==== Provided material

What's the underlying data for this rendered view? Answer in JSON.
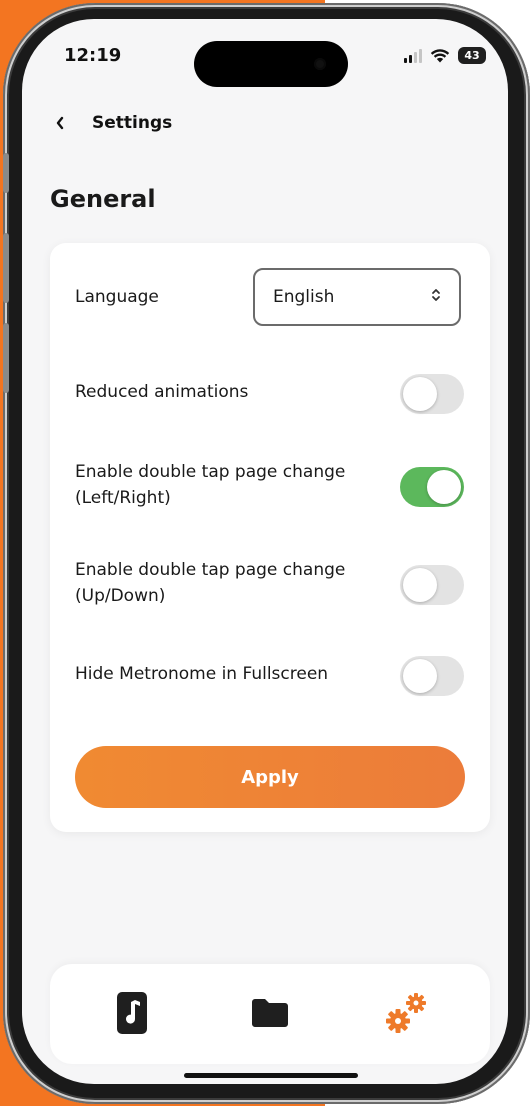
{
  "status": {
    "time": "12:19",
    "battery": "43"
  },
  "nav": {
    "back_icon": "chevron-left-icon",
    "title": "Settings"
  },
  "section": {
    "title": "General"
  },
  "settings": {
    "language": {
      "label": "Language",
      "value": "English"
    },
    "reduced_animations": {
      "label": "Reduced animations",
      "on": false
    },
    "double_tap_lr": {
      "label_line1": "Enable double tap page change",
      "label_line2": "(Left/Right)",
      "on": true
    },
    "double_tap_ud": {
      "label_line1": "Enable double tap page change",
      "label_line2": "(Up/Down)",
      "on": false
    },
    "hide_metronome": {
      "label": "Hide Metronome in Fullscreen",
      "on": false
    },
    "apply_label": "Apply"
  },
  "tabbar": {
    "items": [
      {
        "name": "music-note-icon"
      },
      {
        "name": "folder-icon"
      },
      {
        "name": "settings-gears-icon",
        "active": true
      }
    ]
  },
  "colors": {
    "accent": "#f08a32",
    "toggle_on": "#5cb85c",
    "background_left": "#f37521"
  }
}
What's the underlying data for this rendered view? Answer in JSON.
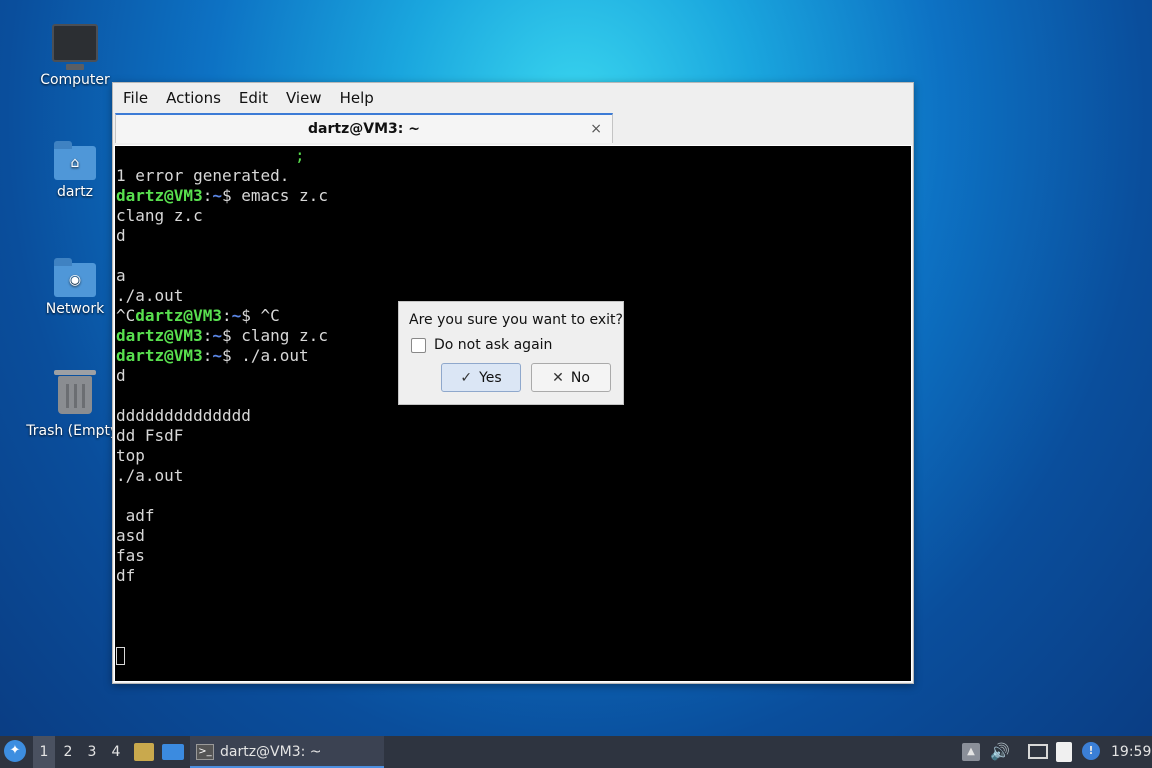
{
  "desktop": {
    "icons": [
      {
        "label": "Computer"
      },
      {
        "label": "dartz"
      },
      {
        "label": "Network"
      },
      {
        "label": "Trash (Empty)"
      }
    ]
  },
  "window": {
    "menu": [
      "File",
      "Actions",
      "Edit",
      "View",
      "Help"
    ],
    "tab_title": "dartz@VM3: ~",
    "tab_close": "×"
  },
  "terminal": {
    "prompt_user": "dartz@VM3",
    "prompt_path": "~",
    "lines": {
      "l0": ";",
      "l1": "1 error generated.",
      "l2_cmd": "$ emacs z.c",
      "l3": "clang z.c",
      "l4": "d",
      "l5": "",
      "l6": "a",
      "l7": "./a.out",
      "l8_pre": "^C",
      "l8_cmd": "$ ^C",
      "l9_cmd": "$ clang z.c",
      "l10_cmd": "$ ./a.out",
      "l11": "d",
      "l12": "",
      "l13": "dddddddddddddd",
      "l14": "dd FsdF",
      "l15": "top",
      "l16": "./a.out",
      "l17": "",
      "l18": " adf",
      "l19": "asd",
      "l20": "fas",
      "l21": "df"
    }
  },
  "dialog": {
    "message": "Are you sure you want to exit?",
    "checkbox_label": "Do not ask again",
    "yes_label": "Yes",
    "no_label": "No",
    "yes_icon": "✓",
    "no_icon": "✕"
  },
  "taskbar": {
    "workspaces": [
      "1",
      "2",
      "3",
      "4"
    ],
    "task_title": "dartz@VM3: ~",
    "clock": "19:59"
  }
}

========

• **Job**
Return the records exactly. Don't carry the pictures over.

• **Full output**
What's the underlying data for this rendered view? Answer in JSON.
{
  "status": {
    "time": "12:19",
    "battery": "43"
  },
  "nav": {
    "back_icon": "chevron-left-icon",
    "title": "Settings"
  },
  "section": {
    "title": "General"
  },
  "settings": {
    "language": {
      "label": "Language",
      "value": "English"
    },
    "reduced_animations": {
      "label": "Reduced animations",
      "on": false
    },
    "double_tap_lr": {
      "label_line1": "Enable double tap page change",
      "label_line2": "(Left/Right)",
      "on": true
    },
    "double_tap_ud": {
      "label_line1": "Enable double tap page change",
      "label_line2": "(Up/Down)",
      "on": false
    },
    "hide_metronome": {
      "label": "Hide Metronome in Fullscreen",
      "on": false
    },
    "apply_label": "Apply"
  },
  "tabbar": {
    "items": [
      {
        "name": "music-note-icon"
      },
      {
        "name": "folder-icon"
      },
      {
        "name": "settings-gears-icon",
        "active": true
      }
    ]
  },
  "colors": {
    "accent": "#f08a32",
    "toggle_on": "#5cb85c",
    "background_left": "#f37521"
  }
}
What's the underlying data for this rendered view? Answer in JSON.
{
  "desktop": {
    "icons": [
      {
        "label": "Computer"
      },
      {
        "label": "dartz"
      },
      {
        "label": "Network"
      },
      {
        "label": "Trash (Empty)"
      }
    ]
  },
  "window": {
    "menu": [
      "File",
      "Actions",
      "Edit",
      "View",
      "Help"
    ],
    "tab_title": "dartz@VM3: ~",
    "tab_close": "×"
  },
  "terminal": {
    "prompt_user": "dartz@VM3",
    "prompt_path": "~",
    "lines": {
      "l0": ";",
      "l1": "1 error generated.",
      "l2_cmd": "$ emacs z.c",
      "l3": "clang z.c",
      "l4": "d",
      "l5": "",
      "l6": "a",
      "l7": "./a.out",
      "l8_pre": "^C",
      "l8_cmd": "$ ^C",
      "l9_cmd": "$ clang z.c",
      "l10_cmd": "$ ./a.out",
      "l11": "d",
      "l12": "",
      "l13": "dddddddddddddd",
      "l14": "dd FsdF",
      "l15": "top",
      "l16": "./a.out",
      "l17": "",
      "l18": " adf",
      "l19": "asd",
      "l20": "fas",
      "l21": "df"
    }
  },
  "dialog": {
    "message": "Are you sure you want to exit?",
    "checkbox_label": "Do not ask again",
    "yes_label": "Yes",
    "no_label": "No",
    "yes_icon": "✓",
    "no_icon": "✕"
  },
  "taskbar": {
    "workspaces": [
      "1",
      "2",
      "3",
      "4"
    ],
    "task_title": "dartz@VM3: ~",
    "clock": "19:59"
  }
}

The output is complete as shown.